## [Task brief]
Print all the data, keeping every line exactly as it is.

## [Raw data]

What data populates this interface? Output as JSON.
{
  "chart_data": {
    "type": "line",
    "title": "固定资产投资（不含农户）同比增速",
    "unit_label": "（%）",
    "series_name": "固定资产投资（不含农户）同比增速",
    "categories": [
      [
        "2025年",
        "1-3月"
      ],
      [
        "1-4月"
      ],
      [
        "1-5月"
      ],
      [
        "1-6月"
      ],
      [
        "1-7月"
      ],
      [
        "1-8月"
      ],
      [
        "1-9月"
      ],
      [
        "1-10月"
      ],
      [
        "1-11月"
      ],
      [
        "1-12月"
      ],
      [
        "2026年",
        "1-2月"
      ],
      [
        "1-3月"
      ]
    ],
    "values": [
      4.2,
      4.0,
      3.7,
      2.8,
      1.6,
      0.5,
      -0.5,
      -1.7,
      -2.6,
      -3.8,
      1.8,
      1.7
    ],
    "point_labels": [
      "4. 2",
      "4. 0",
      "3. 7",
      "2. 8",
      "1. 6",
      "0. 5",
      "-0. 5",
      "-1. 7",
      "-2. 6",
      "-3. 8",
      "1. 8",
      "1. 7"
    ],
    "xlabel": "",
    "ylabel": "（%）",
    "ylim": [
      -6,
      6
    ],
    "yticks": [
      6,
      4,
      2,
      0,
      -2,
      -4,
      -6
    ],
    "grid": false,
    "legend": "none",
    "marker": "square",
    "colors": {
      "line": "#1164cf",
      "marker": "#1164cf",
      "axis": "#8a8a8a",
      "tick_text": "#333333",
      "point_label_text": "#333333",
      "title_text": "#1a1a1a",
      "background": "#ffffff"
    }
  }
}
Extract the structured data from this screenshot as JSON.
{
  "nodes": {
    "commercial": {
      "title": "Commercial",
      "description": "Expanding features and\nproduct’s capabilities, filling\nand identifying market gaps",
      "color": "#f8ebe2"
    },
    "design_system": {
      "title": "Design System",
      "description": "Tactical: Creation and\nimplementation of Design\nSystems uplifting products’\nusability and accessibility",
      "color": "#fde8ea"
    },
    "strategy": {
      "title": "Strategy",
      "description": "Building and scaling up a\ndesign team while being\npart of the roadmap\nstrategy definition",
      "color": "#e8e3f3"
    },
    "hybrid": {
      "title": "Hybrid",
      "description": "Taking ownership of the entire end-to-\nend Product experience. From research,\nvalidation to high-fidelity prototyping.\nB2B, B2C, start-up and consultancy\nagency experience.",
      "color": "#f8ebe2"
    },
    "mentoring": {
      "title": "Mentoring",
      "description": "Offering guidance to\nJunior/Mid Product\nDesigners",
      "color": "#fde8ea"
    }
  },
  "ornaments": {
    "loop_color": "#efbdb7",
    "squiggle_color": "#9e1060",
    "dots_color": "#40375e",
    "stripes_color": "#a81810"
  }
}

## [Output of the exercise]
What data populates this interface? Output as JSON.
{
  "chart_data": {
    "type": "line",
    "title": "固定资产投资（不含农户）同比增速",
    "unit_label": "（%）",
    "series_name": "固定资产投资（不含农户）同比增速",
    "categories": [
      [
        "2025年",
        "1-3月"
      ],
      [
        "1-4月"
      ],
      [
        "1-5月"
      ],
      [
        "1-6月"
      ],
      [
        "1-7月"
      ],
      [
        "1-8月"
      ],
      [
        "1-9月"
      ],
      [
        "1-10月"
      ],
      [
        "1-11月"
      ],
      [
        "1-12月"
      ],
      [
        "2026年",
        "1-2月"
      ],
      [
        "1-3月"
      ]
    ],
    "values": [
      4.2,
      4.0,
      3.7,
      2.8,
      1.6,
      0.5,
      -0.5,
      -1.7,
      -2.6,
      -3.8,
      1.8,
      1.7
    ],
    "point_labels": [
      "4. 2",
      "4. 0",
      "3. 7",
      "2. 8",
      "1. 6",
      "0. 5",
      "-0. 5",
      "-1. 7",
      "-2. 6",
      "-3. 8",
      "1. 8",
      "1. 7"
    ],
    "xlabel": "",
    "ylabel": "（%）",
    "ylim": [
      -6,
      6
    ],
    "yticks": [
      6,
      4,
      2,
      0,
      -2,
      -4,
      -6
    ],
    "grid": false,
    "legend": "none",
    "marker": "square",
    "colors": {
      "line": "#1164cf",
      "marker": "#1164cf",
      "axis": "#8a8a8a",
      "tick_text": "#333333",
      "point_label_text": "#333333",
      "title_text": "#1a1a1a",
      "background": "#ffffff"
    }
  }
}
Extract the structured data from this screenshot as JSON.
{
  "nodes": {
    "commercial": {
      "title": "Commercial",
      "description": "Expanding features and\nproduct’s capabilities, filling\nand identifying market gaps",
      "color": "#f8ebe2"
    },
    "design_system": {
      "title": "Design System",
      "description": "Tactical: Creation and\nimplementation of Design\nSystems uplifting products’\nusability and accessibility",
      "color": "#fde8ea"
    },
    "strategy": {
      "title": "Strategy",
      "description": "Building and scaling up a\ndesign team while being\npart of the roadmap\nstrategy definition",
      "color": "#e8e3f3"
    },
    "hybrid": {
      "title": "Hybrid",
      "description": "Taking ownership of the entire end-to-\nend Product experience. From research,\nvalidation to high-fidelity prototyping.\nB2B, B2C, start-up and consultancy\nagency experience.",
      "color": "#f8ebe2"
    },
    "mentoring": {
      "title": "Mentoring",
      "description": "Offering guidance to\nJunior/Mid Product\nDesigners",
      "color": "#fde8ea"
    }
  },
  "ornaments": {
    "loop_color": "#efbdb7",
    "squiggle_color": "#9e1060",
    "dots_color": "#40375e",
    "stripes_color": "#a81810"
  }
}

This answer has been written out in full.